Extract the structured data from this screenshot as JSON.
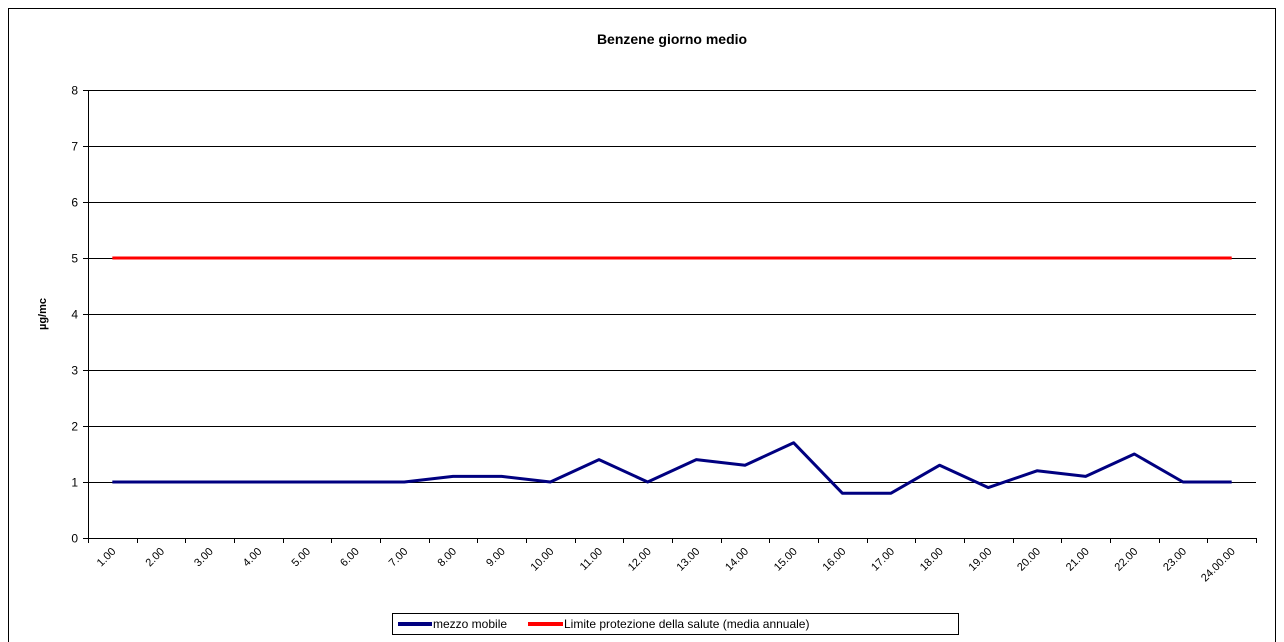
{
  "chart_data": {
    "type": "line",
    "title": "Benzene giorno medio",
    "y_label": "µg/mc",
    "categories": [
      "1.00",
      "2.00",
      "3.00",
      "4.00",
      "5.00",
      "6.00",
      "7.00",
      "8.00",
      "9.00",
      "10.00",
      "11.00",
      "12.00",
      "13.00",
      "14.00",
      "15.00",
      "16.00",
      "17.00",
      "18.00",
      "19.00",
      "20.00",
      "21.00",
      "22.00",
      "23.00",
      "24.00.00"
    ],
    "series": [
      {
        "name": "mezzo mobile",
        "color": "#000080",
        "values": [
          1,
          1,
          1,
          1,
          1,
          1,
          1,
          1.1,
          1.1,
          1,
          1.4,
          1,
          1.4,
          1.3,
          1.7,
          0.8,
          0.8,
          1.3,
          0.9,
          1.2,
          1.1,
          1.5,
          1,
          1
        ]
      },
      {
        "name": "Limite protezione della salute (media annuale)",
        "color": "#ff0000",
        "values": [
          5,
          5,
          5,
          5,
          5,
          5,
          5,
          5,
          5,
          5,
          5,
          5,
          5,
          5,
          5,
          5,
          5,
          5,
          5,
          5,
          5,
          5,
          5,
          5
        ]
      }
    ],
    "ylim": [
      0,
      8
    ],
    "yticks": [
      0,
      1,
      2,
      3,
      4,
      5,
      6,
      7,
      8
    ],
    "grid": true,
    "legend": "bottom"
  }
}
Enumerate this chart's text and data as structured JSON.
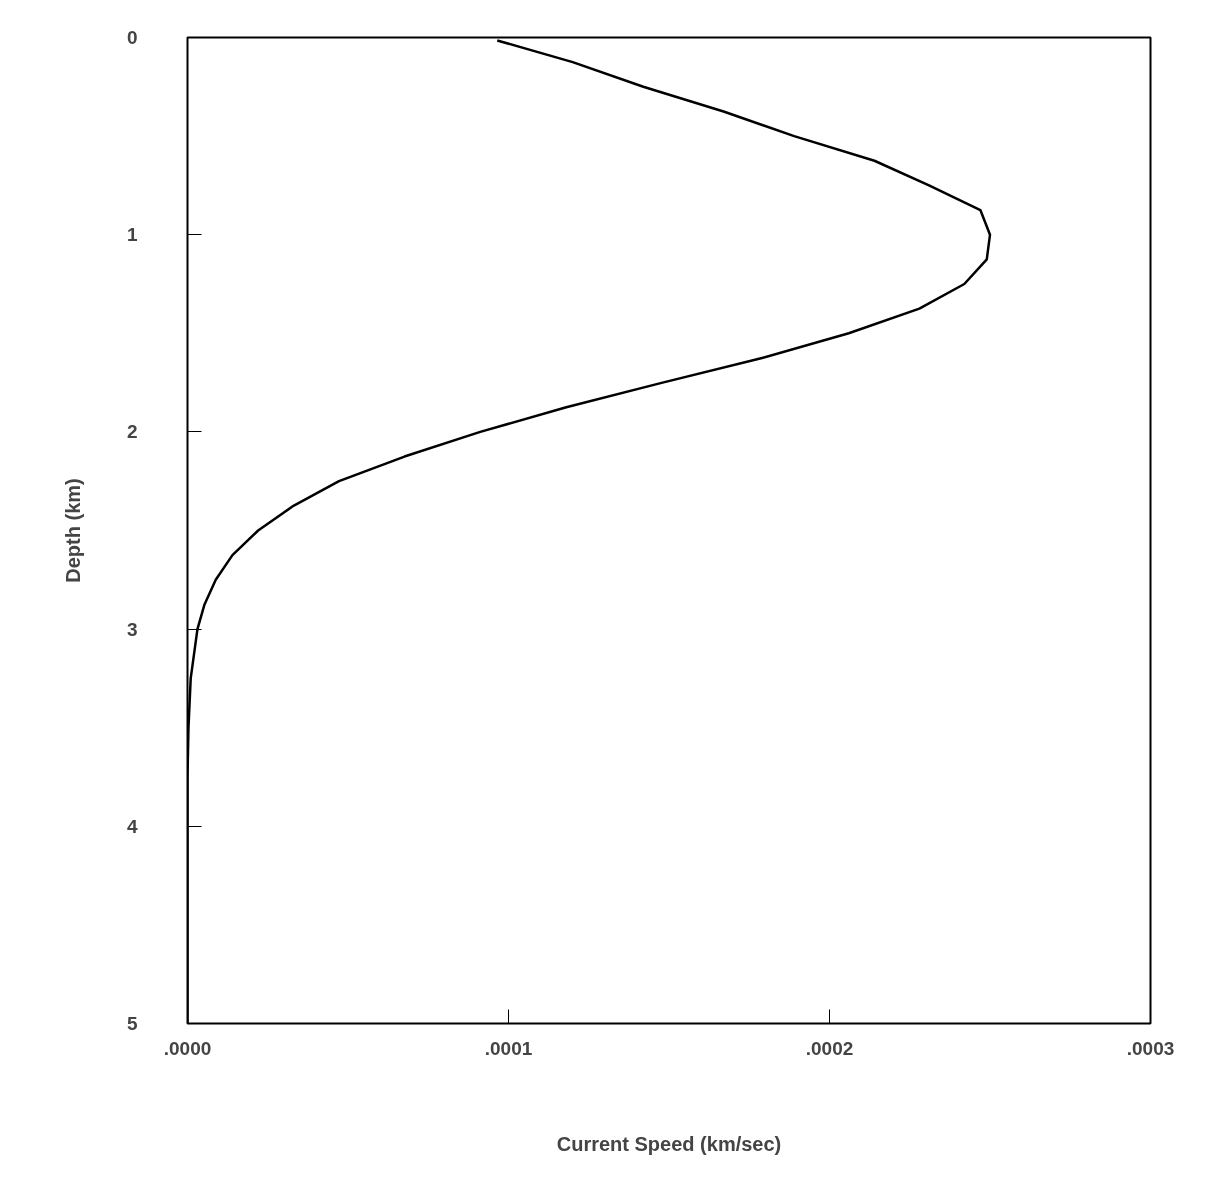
{
  "chart_data": {
    "type": "line",
    "xlabel": "Current Speed (km/sec)",
    "ylabel": "Depth (km)",
    "x": [
      9.65e-05,
      0.00012,
      0.000142,
      0.000167,
      0.000189,
      0.000214,
      0.000231,
      0.000247,
      0.00025,
      0.000249,
      0.000242,
      0.000228,
      0.000206,
      0.000179,
      0.000148,
      0.000118,
      9.12e-05,
      6.76e-05,
      4.72e-05,
      3.3e-05,
      2.2e-05,
      1.4e-05,
      8.8e-06,
      5.3e-06,
      3.1e-06,
      1e-06,
      3e-07,
      0.0,
      0.0,
      0.0
    ],
    "values": [
      0.015,
      0.125,
      0.25,
      0.375,
      0.5,
      0.625,
      0.75,
      0.875,
      1.0,
      1.125,
      1.25,
      1.375,
      1.5,
      1.625,
      1.75,
      1.875,
      2.0,
      2.125,
      2.25,
      2.375,
      2.5,
      2.625,
      2.75,
      2.875,
      3.0,
      3.25,
      3.5,
      3.75,
      4.5,
      5.0
    ],
    "color": "#000000",
    "line_style": "solid",
    "marker": "none",
    "xlim": [
      0,
      0.0003
    ],
    "xticks": [
      {
        "value": 0,
        "label": ".0000"
      },
      {
        "value": 0.0001,
        "label": ".0001"
      },
      {
        "value": 0.0002,
        "label": ".0002"
      },
      {
        "value": 0.0003,
        "label": ".0003"
      }
    ],
    "ylim": [
      5,
      0
    ],
    "yticks": [
      0,
      1,
      2,
      3,
      4,
      5
    ],
    "grid": false
  }
}
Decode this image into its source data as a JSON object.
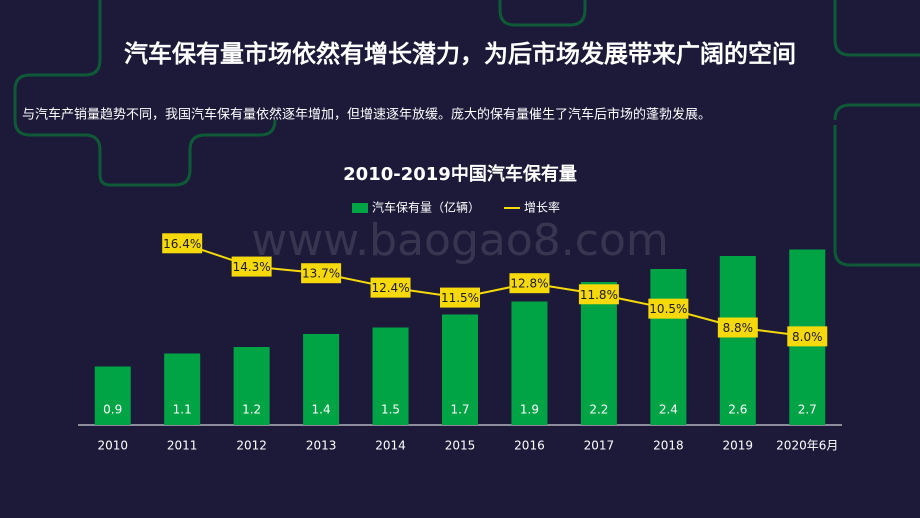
{
  "title": "汽车保有量市场依然有增长潜力，为后市场发展带来广阔的空间",
  "subtitle": "与汽车产销量趋势不同，我国汽车保有量依然逐年增加，但增速逐年放缓。庞大的保有量催生了汽车后市场的蓬勃发展。",
  "watermark": "www.baogao8.com",
  "chart_data": {
    "type": "bar",
    "title": "2010-2019中国汽车保有量",
    "categories": [
      "2010",
      "2011",
      "2012",
      "2013",
      "2014",
      "2015",
      "2016",
      "2017",
      "2018",
      "2019",
      "2020年6月"
    ],
    "series": [
      {
        "name": "汽车保有量（亿辆）",
        "type": "bar",
        "color": "#00a445",
        "values": [
          0.9,
          1.1,
          1.2,
          1.4,
          1.5,
          1.7,
          1.9,
          2.2,
          2.4,
          2.6,
          2.7
        ]
      },
      {
        "name": "增长率",
        "type": "line",
        "axis": "y2",
        "color": "#f5d90a",
        "values": [
          null,
          16.4,
          14.3,
          13.7,
          12.4,
          11.5,
          12.8,
          11.8,
          10.5,
          8.8,
          8.0
        ],
        "value_labels": [
          null,
          "16.4%",
          "14.3%",
          "13.7%",
          "12.4%",
          "11.5%",
          "12.8%",
          "11.8%",
          "10.5%",
          "8.8%",
          "8.0%"
        ]
      }
    ],
    "ylim": [
      0,
      3
    ],
    "y2lim": [
      0,
      17.6
    ],
    "legend": "top"
  }
}
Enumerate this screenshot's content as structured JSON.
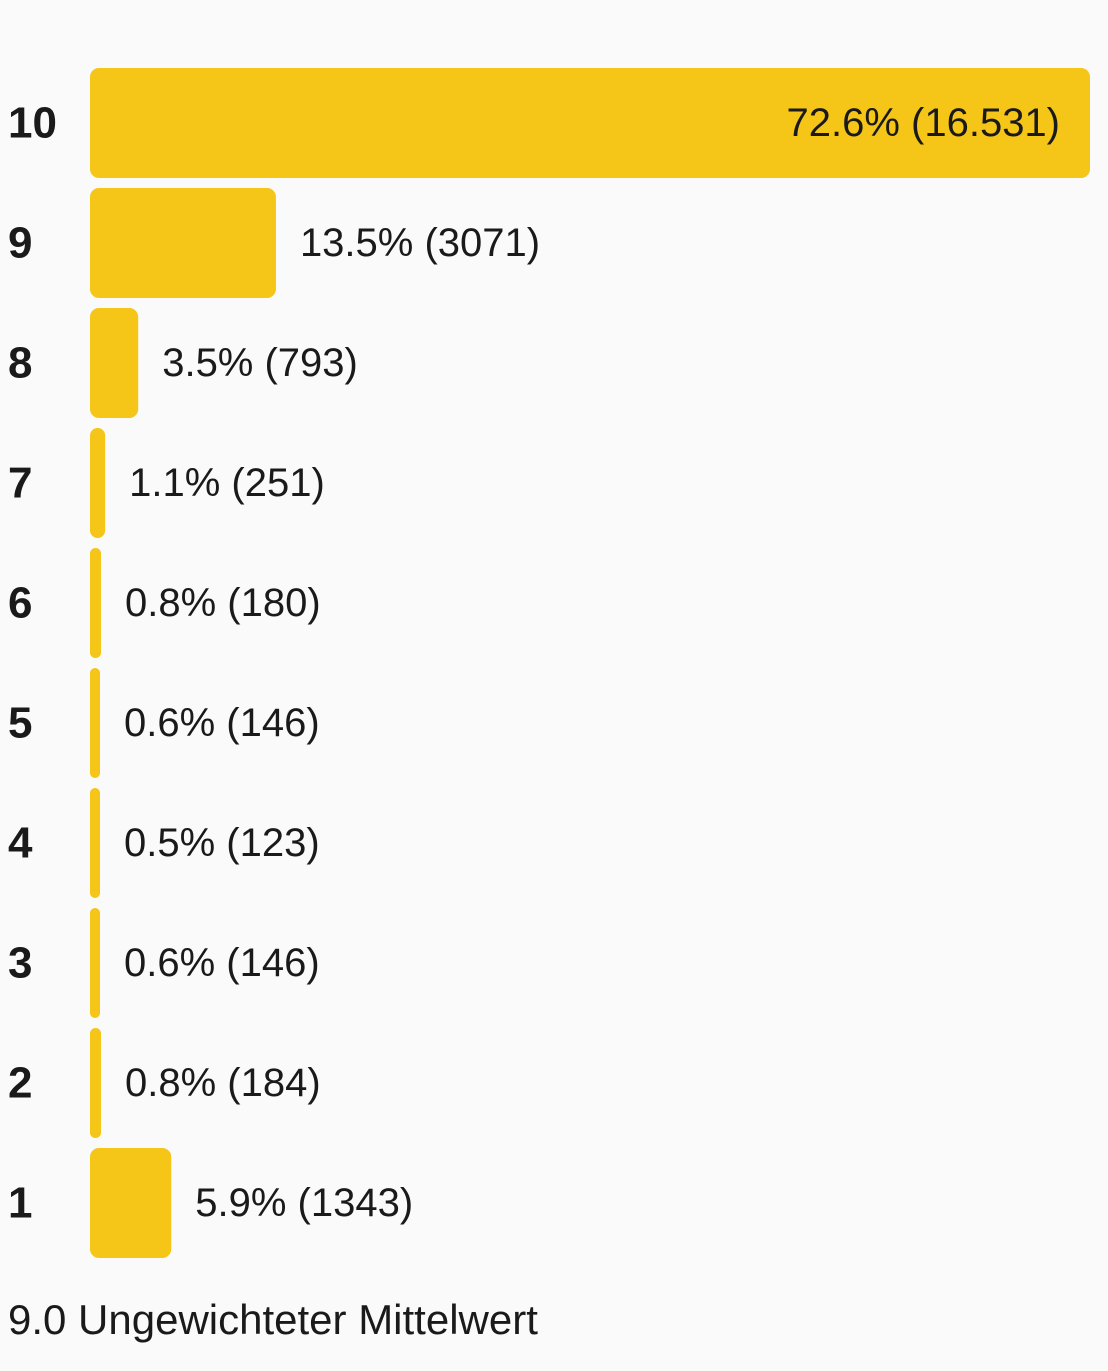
{
  "chart_data": {
    "type": "bar",
    "orientation": "horizontal",
    "categories": [
      "10",
      "9",
      "8",
      "7",
      "6",
      "5",
      "4",
      "3",
      "2",
      "1"
    ],
    "values": [
      72.6,
      13.5,
      3.5,
      1.1,
      0.8,
      0.6,
      0.5,
      0.6,
      0.8,
      5.9
    ],
    "counts": [
      "16.531",
      "3071",
      "793",
      "251",
      "180",
      "146",
      "123",
      "146",
      "184",
      "1343"
    ],
    "value_labels": [
      "72.6% (16.531)",
      "13.5% (3071)",
      "3.5% (793)",
      "1.1% (251)",
      "0.8% (180)",
      "0.6% (146)",
      "0.5% (123)",
      "0.6% (146)",
      "0.8% (184)",
      "5.9% (1343)"
    ],
    "xlim": [
      0,
      72.6
    ],
    "grid": false,
    "bar_color": "#f5c518"
  },
  "summary": {
    "text": "9.0 Ungewichteter Mittelwert"
  }
}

*GIVEN REQUEST*
Copy the whole of the material above exactly, but not its images.

*WRITTEN ANSWER*
Extract the structured data from this screenshot as JSON.
{
  "chart_data": {
    "type": "line",
    "title": "Benzene giorno medio",
    "y_label": "µg/mc",
    "categories": [
      "1.00",
      "2.00",
      "3.00",
      "4.00",
      "5.00",
      "6.00",
      "7.00",
      "8.00",
      "9.00",
      "10.00",
      "11.00",
      "12.00",
      "13.00",
      "14.00",
      "15.00",
      "16.00",
      "17.00",
      "18.00",
      "19.00",
      "20.00",
      "21.00",
      "22.00",
      "23.00",
      "24.00.00"
    ],
    "series": [
      {
        "name": "mezzo mobile",
        "color": "#000080",
        "values": [
          1,
          1,
          1,
          1,
          1,
          1,
          1,
          1.1,
          1.1,
          1,
          1.4,
          1,
          1.4,
          1.3,
          1.7,
          0.8,
          0.8,
          1.3,
          0.9,
          1.2,
          1.1,
          1.5,
          1,
          1
        ]
      },
      {
        "name": "Limite protezione della salute (media annuale)",
        "color": "#ff0000",
        "values": [
          5,
          5,
          5,
          5,
          5,
          5,
          5,
          5,
          5,
          5,
          5,
          5,
          5,
          5,
          5,
          5,
          5,
          5,
          5,
          5,
          5,
          5,
          5,
          5
        ]
      }
    ],
    "ylim": [
      0,
      8
    ],
    "yticks": [
      0,
      1,
      2,
      3,
      4,
      5,
      6,
      7,
      8
    ],
    "grid": true,
    "legend": "bottom"
  }
}
Enumerate this chart's text and data as structured JSON.
{
  "chart_data": {
    "type": "line",
    "xlabel": "Current Speed (km/sec)",
    "ylabel": "Depth (km)",
    "x": [
      9.65e-05,
      0.00012,
      0.000142,
      0.000167,
      0.000189,
      0.000214,
      0.000231,
      0.000247,
      0.00025,
      0.000249,
      0.000242,
      0.000228,
      0.000206,
      0.000179,
      0.000148,
      0.000118,
      9.12e-05,
      6.76e-05,
      4.72e-05,
      3.3e-05,
      2.2e-05,
      1.4e-05,
      8.8e-06,
      5.3e-06,
      3.1e-06,
      1e-06,
      3e-07,
      0.0,
      0.0,
      0.0
    ],
    "values": [
      0.015,
      0.125,
      0.25,
      0.375,
      0.5,
      0.625,
      0.75,
      0.875,
      1.0,
      1.125,
      1.25,
      1.375,
      1.5,
      1.625,
      1.75,
      1.875,
      2.0,
      2.125,
      2.25,
      2.375,
      2.5,
      2.625,
      2.75,
      2.875,
      3.0,
      3.25,
      3.5,
      3.75,
      4.5,
      5.0
    ],
    "color": "#000000",
    "line_style": "solid",
    "marker": "none",
    "xlim": [
      0,
      0.0003
    ],
    "xticks": [
      {
        "value": 0,
        "label": ".0000"
      },
      {
        "value": 0.0001,
        "label": ".0001"
      },
      {
        "value": 0.0002,
        "label": ".0002"
      },
      {
        "value": 0.0003,
        "label": ".0003"
      }
    ],
    "ylim": [
      5,
      0
    ],
    "yticks": [
      0,
      1,
      2,
      3,
      4,
      5
    ],
    "grid": false
  }
}
Decode this image into its source data as a JSON object.
{
  "title": "汽车保有量市场依然有增长潜力，为后市场发展带来广阔的空间",
  "subtitle": "与汽车产销量趋势不同，我国汽车保有量依然逐年增加，但增速逐年放缓。庞大的保有量催生了汽车后市场的蓬勃发展。",
  "watermark": "www.baogao8.com",
  "chart_data": {
    "type": "bar",
    "title": "2010-2019中国汽车保有量",
    "categories": [
      "2010",
      "2011",
      "2012",
      "2013",
      "2014",
      "2015",
      "2016",
      "2017",
      "2018",
      "2019",
      "2020年6月"
    ],
    "series": [
      {
        "name": "汽车保有量（亿辆）",
        "type": "bar",
        "color": "#00a445",
        "values": [
          0.9,
          1.1,
          1.2,
          1.4,
          1.5,
          1.7,
          1.9,
          2.2,
          2.4,
          2.6,
          2.7
        ]
      },
      {
        "name": "增长率",
        "type": "line",
        "axis": "y2",
        "color": "#f5d90a",
        "values": [
          null,
          16.4,
          14.3,
          13.7,
          12.4,
          11.5,
          12.8,
          11.8,
          10.5,
          8.8,
          8.0
        ],
        "value_labels": [
          null,
          "16.4%",
          "14.3%",
          "13.7%",
          "12.4%",
          "11.5%",
          "12.8%",
          "11.8%",
          "10.5%",
          "8.8%",
          "8.0%"
        ]
      }
    ],
    "ylim": [
      0,
      3
    ],
    "y2lim": [
      0,
      17.6
    ],
    "legend": "top"
  }
}
Enumerate this screenshot's content as structured JSON.
{
  "chart_data": {
    "type": "bar",
    "orientation": "horizontal",
    "categories": [
      "10",
      "9",
      "8",
      "7",
      "6",
      "5",
      "4",
      "3",
      "2",
      "1"
    ],
    "values": [
      72.6,
      13.5,
      3.5,
      1.1,
      0.8,
      0.6,
      0.5,
      0.6,
      0.8,
      5.9
    ],
    "counts": [
      "16.531",
      "3071",
      "793",
      "251",
      "180",
      "146",
      "123",
      "146",
      "184",
      "1343"
    ],
    "value_labels": [
      "72.6% (16.531)",
      "13.5% (3071)",
      "3.5% (793)",
      "1.1% (251)",
      "0.8% (180)",
      "0.6% (146)",
      "0.5% (123)",
      "0.6% (146)",
      "0.8% (184)",
      "5.9% (1343)"
    ],
    "xlim": [
      0,
      72.6
    ],
    "grid": false,
    "bar_color": "#f5c518"
  },
  "summary": {
    "text": "9.0 Ungewichteter Mittelwert"
  }
}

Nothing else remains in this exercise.